_DOCUMENT SEGMENT_
####################
The idea of user-adjustable eyeglasses is far from new. A French physician built a prototype in 1880, but it couldn’t be manufactured using the technology available at the time.

Adlens cofounder Joshua Silver, a retired Oxford University physics professor, had better luck a century later. Silver worked on the idea in his spare time, hoping to develop cheap corrective glasses for poor people around the world; making it a paying business came later.

John Lennon: Each eyepiece includes a liquid-filled membrane laminated between two layers of hard plastic. Turning a knob pressurizes the liquid, adjusting the focus of the lens.JOHN BLANDING/GLOBE STAFF

Adlens makes two types of user-adjustable eyeglasses. The cheaper version uses “Alvarez lens” technology, named for its inventor, Nobel Prize-winning physicist Luis Alvarez.
####################
_WHAT THIS EXERCISE ASKS_
1. In the excerpt on user-adjustable eyeglasses, what position did Adlens cofounder Joshua Silver hold before he retired?
2. Continue the excerpt on user-adjustable eyeglasses, starting right after its final sentence.
####################
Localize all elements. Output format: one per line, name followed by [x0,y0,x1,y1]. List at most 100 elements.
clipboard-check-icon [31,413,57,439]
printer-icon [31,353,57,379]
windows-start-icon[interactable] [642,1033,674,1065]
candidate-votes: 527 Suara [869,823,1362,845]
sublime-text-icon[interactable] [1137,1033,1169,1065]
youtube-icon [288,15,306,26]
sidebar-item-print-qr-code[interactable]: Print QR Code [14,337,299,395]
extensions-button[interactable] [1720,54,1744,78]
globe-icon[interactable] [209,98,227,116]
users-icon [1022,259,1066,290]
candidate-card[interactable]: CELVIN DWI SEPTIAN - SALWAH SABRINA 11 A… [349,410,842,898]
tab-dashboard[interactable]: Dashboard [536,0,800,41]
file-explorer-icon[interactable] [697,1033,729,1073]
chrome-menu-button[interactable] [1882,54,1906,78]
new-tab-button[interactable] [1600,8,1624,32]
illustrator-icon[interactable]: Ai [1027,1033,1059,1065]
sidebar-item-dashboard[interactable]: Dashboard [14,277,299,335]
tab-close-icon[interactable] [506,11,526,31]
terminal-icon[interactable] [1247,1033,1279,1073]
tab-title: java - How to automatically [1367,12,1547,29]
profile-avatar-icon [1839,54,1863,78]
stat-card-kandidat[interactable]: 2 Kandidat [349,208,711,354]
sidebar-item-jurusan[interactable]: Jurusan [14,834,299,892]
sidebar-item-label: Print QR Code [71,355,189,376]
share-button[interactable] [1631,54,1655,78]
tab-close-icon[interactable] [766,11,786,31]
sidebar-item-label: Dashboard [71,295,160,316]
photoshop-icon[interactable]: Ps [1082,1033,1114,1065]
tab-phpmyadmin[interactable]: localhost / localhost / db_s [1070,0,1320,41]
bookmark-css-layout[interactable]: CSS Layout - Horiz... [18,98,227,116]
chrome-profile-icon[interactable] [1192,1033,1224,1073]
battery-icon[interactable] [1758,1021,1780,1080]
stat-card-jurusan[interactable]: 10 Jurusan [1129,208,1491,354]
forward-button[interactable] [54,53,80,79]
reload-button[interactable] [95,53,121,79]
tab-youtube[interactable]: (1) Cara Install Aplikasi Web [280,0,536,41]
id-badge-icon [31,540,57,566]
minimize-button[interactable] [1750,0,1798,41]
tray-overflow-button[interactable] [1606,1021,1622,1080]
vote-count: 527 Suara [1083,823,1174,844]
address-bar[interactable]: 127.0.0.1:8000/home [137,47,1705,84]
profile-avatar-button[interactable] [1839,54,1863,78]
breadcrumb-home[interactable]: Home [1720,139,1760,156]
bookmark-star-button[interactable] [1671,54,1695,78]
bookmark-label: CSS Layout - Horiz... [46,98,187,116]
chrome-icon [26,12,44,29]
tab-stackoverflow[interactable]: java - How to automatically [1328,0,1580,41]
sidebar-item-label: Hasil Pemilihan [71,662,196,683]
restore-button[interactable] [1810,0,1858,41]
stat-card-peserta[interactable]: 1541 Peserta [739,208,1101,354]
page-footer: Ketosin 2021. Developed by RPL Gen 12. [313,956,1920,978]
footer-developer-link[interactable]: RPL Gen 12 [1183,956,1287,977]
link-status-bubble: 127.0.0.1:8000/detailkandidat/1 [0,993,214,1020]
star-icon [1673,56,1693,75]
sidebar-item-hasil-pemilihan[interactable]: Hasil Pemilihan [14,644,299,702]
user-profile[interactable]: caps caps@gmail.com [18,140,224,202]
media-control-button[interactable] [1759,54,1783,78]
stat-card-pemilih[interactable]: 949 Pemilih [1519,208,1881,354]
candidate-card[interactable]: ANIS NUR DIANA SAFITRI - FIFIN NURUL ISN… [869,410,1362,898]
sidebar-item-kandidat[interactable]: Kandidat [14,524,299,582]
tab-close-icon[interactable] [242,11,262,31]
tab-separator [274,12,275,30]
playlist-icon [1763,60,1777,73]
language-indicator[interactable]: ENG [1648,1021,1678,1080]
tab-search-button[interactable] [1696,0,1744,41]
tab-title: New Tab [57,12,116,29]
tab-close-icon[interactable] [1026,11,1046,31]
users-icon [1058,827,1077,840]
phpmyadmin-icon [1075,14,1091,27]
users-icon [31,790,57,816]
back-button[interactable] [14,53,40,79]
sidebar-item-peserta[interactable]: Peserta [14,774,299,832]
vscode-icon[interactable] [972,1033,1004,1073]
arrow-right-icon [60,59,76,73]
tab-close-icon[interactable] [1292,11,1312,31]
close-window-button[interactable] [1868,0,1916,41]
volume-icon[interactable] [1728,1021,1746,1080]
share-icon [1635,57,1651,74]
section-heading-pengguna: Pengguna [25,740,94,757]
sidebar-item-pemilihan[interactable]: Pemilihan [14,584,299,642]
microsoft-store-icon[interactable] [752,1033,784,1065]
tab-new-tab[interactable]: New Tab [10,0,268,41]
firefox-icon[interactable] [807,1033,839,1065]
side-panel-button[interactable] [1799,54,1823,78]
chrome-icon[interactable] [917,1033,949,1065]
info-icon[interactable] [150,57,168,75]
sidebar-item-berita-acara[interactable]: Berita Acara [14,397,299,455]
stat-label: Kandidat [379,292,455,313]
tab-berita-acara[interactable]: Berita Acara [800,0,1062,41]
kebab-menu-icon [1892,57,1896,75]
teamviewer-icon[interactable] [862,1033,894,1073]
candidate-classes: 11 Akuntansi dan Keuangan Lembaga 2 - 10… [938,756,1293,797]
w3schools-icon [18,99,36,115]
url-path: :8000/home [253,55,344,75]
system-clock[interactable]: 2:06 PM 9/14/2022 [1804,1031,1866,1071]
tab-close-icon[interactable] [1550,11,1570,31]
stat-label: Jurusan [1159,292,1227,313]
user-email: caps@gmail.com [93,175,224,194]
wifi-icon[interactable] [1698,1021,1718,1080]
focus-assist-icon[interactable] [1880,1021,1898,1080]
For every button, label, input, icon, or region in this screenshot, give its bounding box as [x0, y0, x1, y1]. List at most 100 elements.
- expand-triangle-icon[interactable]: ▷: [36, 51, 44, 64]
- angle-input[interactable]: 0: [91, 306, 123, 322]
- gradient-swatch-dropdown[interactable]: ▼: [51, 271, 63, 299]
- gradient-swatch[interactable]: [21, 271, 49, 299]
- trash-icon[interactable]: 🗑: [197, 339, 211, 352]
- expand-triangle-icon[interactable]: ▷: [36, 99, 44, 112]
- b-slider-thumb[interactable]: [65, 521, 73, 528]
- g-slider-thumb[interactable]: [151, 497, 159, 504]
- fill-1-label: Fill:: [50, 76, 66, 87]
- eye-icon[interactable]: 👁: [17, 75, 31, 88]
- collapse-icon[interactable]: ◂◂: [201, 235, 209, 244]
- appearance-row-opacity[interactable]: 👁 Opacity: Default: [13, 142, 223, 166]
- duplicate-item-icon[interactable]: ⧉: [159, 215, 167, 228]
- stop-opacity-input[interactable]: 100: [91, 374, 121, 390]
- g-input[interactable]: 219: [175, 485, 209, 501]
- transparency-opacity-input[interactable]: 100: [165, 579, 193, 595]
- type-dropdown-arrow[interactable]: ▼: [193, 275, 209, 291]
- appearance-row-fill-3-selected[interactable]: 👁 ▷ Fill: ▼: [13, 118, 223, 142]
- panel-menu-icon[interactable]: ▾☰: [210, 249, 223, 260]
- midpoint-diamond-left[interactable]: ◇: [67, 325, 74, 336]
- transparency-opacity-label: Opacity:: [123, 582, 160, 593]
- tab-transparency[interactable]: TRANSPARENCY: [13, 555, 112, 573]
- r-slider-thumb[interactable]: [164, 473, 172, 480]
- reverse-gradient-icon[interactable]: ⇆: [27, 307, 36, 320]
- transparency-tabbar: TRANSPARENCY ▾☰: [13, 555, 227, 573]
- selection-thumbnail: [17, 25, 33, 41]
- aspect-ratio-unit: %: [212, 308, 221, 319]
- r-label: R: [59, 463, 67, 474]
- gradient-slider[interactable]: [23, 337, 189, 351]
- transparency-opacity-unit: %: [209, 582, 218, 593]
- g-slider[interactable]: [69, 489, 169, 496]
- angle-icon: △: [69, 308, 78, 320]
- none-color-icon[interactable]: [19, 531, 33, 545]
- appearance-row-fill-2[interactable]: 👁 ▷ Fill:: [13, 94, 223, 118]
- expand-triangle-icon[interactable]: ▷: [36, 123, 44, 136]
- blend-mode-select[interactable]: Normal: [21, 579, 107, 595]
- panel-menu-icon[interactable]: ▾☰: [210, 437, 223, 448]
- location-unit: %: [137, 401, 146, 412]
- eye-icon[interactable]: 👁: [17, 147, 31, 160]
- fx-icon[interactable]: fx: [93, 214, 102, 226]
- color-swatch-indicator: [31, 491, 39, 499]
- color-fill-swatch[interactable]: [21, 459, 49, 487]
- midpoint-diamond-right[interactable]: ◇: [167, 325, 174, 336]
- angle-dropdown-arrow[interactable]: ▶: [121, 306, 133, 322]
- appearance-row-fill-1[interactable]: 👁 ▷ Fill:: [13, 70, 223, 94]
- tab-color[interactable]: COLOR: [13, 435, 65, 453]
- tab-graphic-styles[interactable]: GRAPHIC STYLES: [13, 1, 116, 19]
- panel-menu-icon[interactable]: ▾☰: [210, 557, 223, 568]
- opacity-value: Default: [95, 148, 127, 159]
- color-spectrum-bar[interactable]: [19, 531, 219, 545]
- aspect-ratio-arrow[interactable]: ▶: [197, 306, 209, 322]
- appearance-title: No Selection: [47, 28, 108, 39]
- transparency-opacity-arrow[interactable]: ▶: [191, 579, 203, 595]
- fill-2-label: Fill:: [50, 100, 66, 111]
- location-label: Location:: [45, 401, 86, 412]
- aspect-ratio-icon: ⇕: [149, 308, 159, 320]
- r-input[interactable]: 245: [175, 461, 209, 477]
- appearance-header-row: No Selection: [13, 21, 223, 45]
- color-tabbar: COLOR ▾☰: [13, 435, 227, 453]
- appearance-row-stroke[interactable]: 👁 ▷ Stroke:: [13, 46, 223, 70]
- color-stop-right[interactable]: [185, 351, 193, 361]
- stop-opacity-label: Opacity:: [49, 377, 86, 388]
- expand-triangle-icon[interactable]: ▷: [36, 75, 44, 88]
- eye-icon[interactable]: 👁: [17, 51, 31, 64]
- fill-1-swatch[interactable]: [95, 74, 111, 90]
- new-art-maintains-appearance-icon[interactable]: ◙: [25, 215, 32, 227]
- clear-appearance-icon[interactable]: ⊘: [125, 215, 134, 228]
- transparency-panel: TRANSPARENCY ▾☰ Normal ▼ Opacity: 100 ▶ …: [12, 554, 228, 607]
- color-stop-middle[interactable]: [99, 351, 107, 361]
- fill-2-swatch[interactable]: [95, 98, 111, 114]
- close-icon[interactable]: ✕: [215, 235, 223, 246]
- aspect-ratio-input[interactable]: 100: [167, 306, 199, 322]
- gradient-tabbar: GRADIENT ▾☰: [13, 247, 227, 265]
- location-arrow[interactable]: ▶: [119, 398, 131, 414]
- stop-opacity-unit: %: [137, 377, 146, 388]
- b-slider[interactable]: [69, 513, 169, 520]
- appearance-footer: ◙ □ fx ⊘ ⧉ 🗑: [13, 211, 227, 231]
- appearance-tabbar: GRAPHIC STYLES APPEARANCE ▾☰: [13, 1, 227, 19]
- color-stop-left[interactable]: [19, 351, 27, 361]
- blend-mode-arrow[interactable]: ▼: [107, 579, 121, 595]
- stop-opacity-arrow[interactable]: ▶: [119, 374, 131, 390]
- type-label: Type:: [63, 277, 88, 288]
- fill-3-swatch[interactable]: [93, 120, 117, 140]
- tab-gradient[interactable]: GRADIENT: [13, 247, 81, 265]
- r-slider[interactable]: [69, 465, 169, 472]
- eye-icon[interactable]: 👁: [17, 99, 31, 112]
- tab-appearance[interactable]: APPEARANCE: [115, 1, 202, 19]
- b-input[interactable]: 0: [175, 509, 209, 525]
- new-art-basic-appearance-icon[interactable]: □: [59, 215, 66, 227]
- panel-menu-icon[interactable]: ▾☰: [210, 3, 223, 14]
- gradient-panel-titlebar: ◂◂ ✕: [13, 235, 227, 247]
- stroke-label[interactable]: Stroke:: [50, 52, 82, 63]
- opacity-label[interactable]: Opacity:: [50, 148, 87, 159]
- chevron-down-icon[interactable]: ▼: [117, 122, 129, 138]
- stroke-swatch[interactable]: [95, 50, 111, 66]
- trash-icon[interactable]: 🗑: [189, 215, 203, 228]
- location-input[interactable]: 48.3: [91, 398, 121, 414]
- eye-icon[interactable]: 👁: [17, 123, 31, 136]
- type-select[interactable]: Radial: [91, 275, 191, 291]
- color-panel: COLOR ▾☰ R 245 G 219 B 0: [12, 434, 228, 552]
####################
_RESULTS OF THE EXERCISE_
1. He was a physics professor at Oxford University.

2.
With an Alvarez system, each eyepiece contains a pair of lenses, one of them movable. Turning a knob shifts the movable lens left or right, gradually bringing objects into focus. The left and right eyepieces can be separately adjusted for the right amount of vision correction.

The John Lennon line uses a different technology developed by Silver. The glasses feature perfectly round Harry Potter-ish lenses. Each includes a liquid-filled membrane laminated between two layers of hard plastic. Turning a knob pressurizes the liquid and flexes the lens, adjusting its focus.

Once the lenses are correctly tuned, the user breaks off the knobs, locking the lenses in focus.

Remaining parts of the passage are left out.